## start MATERIAL PROVIDED

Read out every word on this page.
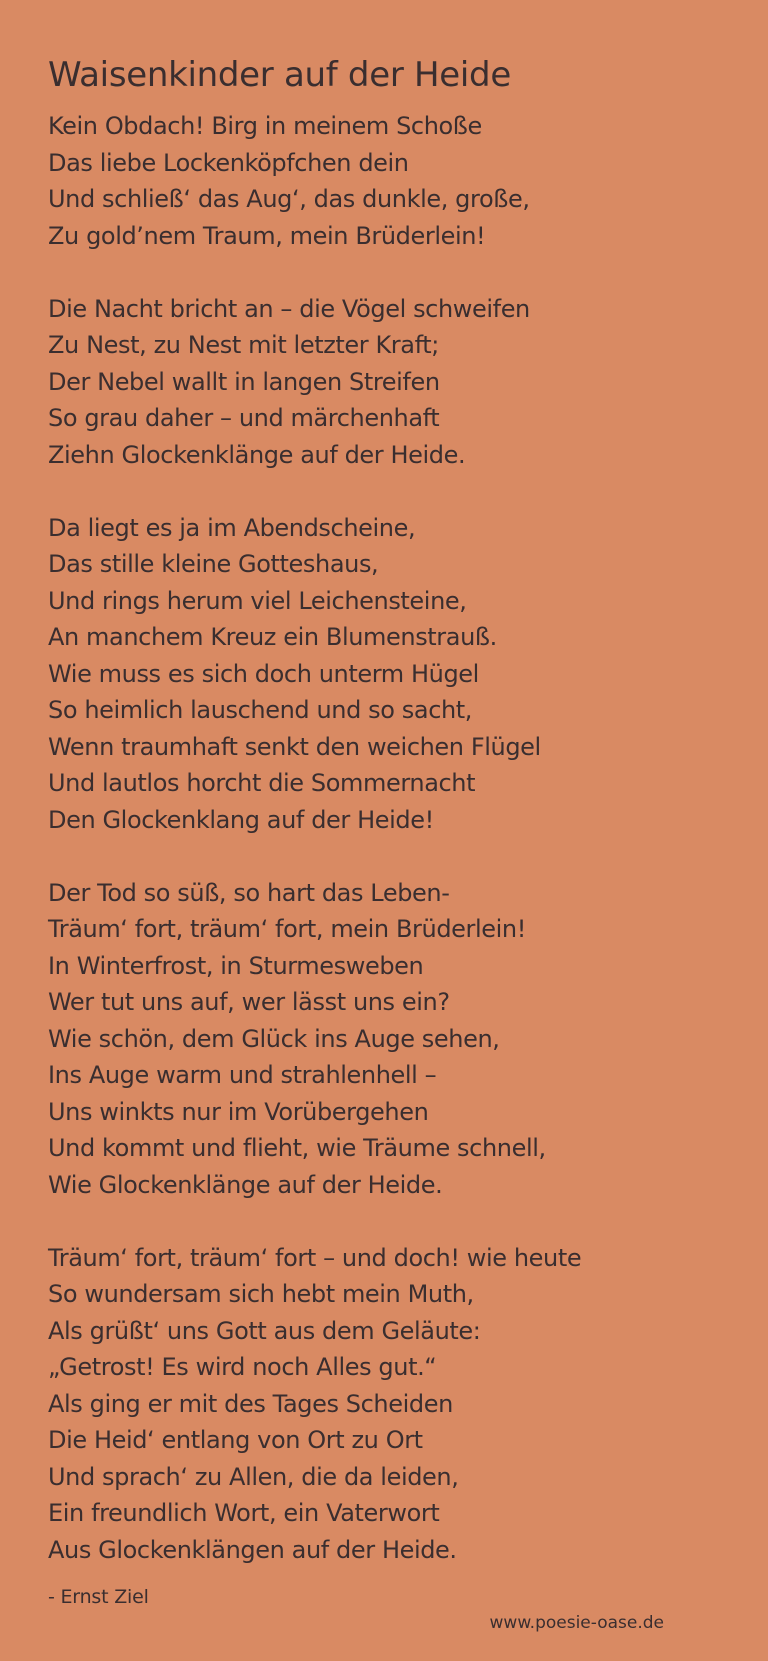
Waisenkinder auf der Heide
Kein Obdach! Birg in meinem Schoße
Das liebe Lockenköpfchen dein
Und schließ‘ das Aug‘, das dunkle, große,
Zu gold’nem Traum, mein Brüderlein!
Die Nacht bricht an – die Vögel schweifen
Zu Nest, zu Nest mit letzter Kraft;
Der Nebel wallt in langen Streifen
So grau daher – und märchenhaft
Ziehn Glockenklänge auf der Heide.
Da liegt es ja im Abendscheine,
Das stille kleine Gotteshaus,
Und rings herum viel Leichensteine,
An manchem Kreuz ein Blumenstrauß.
Wie muss es sich doch unterm Hügel
So heimlich lauschend und so sacht,
Wenn traumhaft senkt den weichen Flügel
Und lautlos horcht die Sommernacht
Den Glockenklang auf der Heide!
Der Tod so süß, so hart das Leben-
Träum‘ fort, träum‘ fort, mein Brüderlein!
In Winterfrost, in Sturmesweben
Wer tut uns auf, wer lässt uns ein?
Wie schön, dem Glück ins Auge sehen,
Ins Auge warm und strahlenhell –
Uns winkts nur im Vorübergehen
Und kommt und flieht, wie Träume schnell,
Wie Glockenklänge auf der Heide.
Träum‘ fort, träum‘ fort – und doch! wie heute
So wundersam sich hebt mein Muth,
Als grüßt‘ uns Gott aus dem Geläute:
„Getrost! Es wird noch Alles gut.“
Als ging er mit des Tages Scheiden
Die Heid‘ entlang von Ort zu Ort
Und sprach‘ zu Allen, die da leiden,
Ein freundlich Wort, ein Vaterwort
Aus Glockenklängen auf der Heide.
- Ernst Ziel
www.poesie-oase.de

## end MATERIAL PROVIDED

* [DIRECTION]: All the lines above are to be reproduced exactly, except the pictures.

* [WRITTEN RESPONSE]:
Read out every word on this page.
Waisenkinder auf der Heide
Kein Obdach! Birg in meinem Schoße
Das liebe Lockenköpfchen dein
Und schließ‘ das Aug‘, das dunkle, große,
Zu gold’nem Traum, mein Brüderlein!
Die Nacht bricht an – die Vögel schweifen
Zu Nest, zu Nest mit letzter Kraft;
Der Nebel wallt in langen Streifen
So grau daher – und märchenhaft
Ziehn Glockenklänge auf der Heide.
Da liegt es ja im Abendscheine,
Das stille kleine Gotteshaus,
Und rings herum viel Leichensteine,
An manchem Kreuz ein Blumenstrauß.
Wie muss es sich doch unterm Hügel
So heimlich lauschend und so sacht,
Wenn traumhaft senkt den weichen Flügel
Und lautlos horcht die Sommernacht
Den Glockenklang auf der Heide!
Der Tod so süß, so hart das Leben-
Träum‘ fort, träum‘ fort, mein Brüderlein!
In Winterfrost, in Sturmesweben
Wer tut uns auf, wer lässt uns ein?
Wie schön, dem Glück ins Auge sehen,
Ins Auge warm und strahlenhell –
Uns winkts nur im Vorübergehen
Und kommt und flieht, wie Träume schnell,
Wie Glockenklänge auf der Heide.
Träum‘ fort, träum‘ fort – und doch! wie heute
So wundersam sich hebt mein Muth,
Als grüßt‘ uns Gott aus dem Geläute:
„Getrost! Es wird noch Alles gut.“
Als ging er mit des Tages Scheiden
Die Heid‘ entlang von Ort zu Ort
Und sprach‘ zu Allen, die da leiden,
Ein freundlich Wort, ein Vaterwort
Aus Glockenklängen auf der Heide.
- Ernst Ziel
www.poesie-oase.de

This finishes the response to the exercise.